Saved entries
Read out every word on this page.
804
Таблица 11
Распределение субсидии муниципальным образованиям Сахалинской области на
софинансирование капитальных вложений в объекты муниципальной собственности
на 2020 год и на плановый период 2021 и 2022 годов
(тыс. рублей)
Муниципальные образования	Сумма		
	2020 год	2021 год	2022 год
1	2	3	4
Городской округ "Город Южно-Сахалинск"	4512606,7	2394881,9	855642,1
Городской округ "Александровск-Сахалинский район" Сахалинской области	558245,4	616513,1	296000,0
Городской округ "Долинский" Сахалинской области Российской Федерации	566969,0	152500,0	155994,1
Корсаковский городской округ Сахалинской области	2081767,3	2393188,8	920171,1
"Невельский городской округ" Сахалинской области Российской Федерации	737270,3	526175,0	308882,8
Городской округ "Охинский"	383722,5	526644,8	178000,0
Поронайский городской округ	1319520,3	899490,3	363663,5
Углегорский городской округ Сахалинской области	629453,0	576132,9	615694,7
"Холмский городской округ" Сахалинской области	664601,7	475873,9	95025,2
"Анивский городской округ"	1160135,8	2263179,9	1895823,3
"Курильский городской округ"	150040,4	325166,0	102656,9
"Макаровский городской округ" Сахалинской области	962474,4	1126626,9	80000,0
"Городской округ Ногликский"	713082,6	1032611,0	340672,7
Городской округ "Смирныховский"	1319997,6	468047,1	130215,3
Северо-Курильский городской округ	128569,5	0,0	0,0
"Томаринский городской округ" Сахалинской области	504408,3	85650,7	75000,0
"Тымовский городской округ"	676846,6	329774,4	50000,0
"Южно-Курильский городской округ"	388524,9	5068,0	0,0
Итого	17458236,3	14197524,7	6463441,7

** Aim of the exercise **
Pick out the lines containing the string "Курильский" and show them.

** Response to the exercise **
"Курильский городской округ"	150040,4	325166,0	102656,9
Северо-Курильский городской округ	128569,5	0,0	0,0
"Южно-Курильский городской округ"	388524,9	5068,0	0,0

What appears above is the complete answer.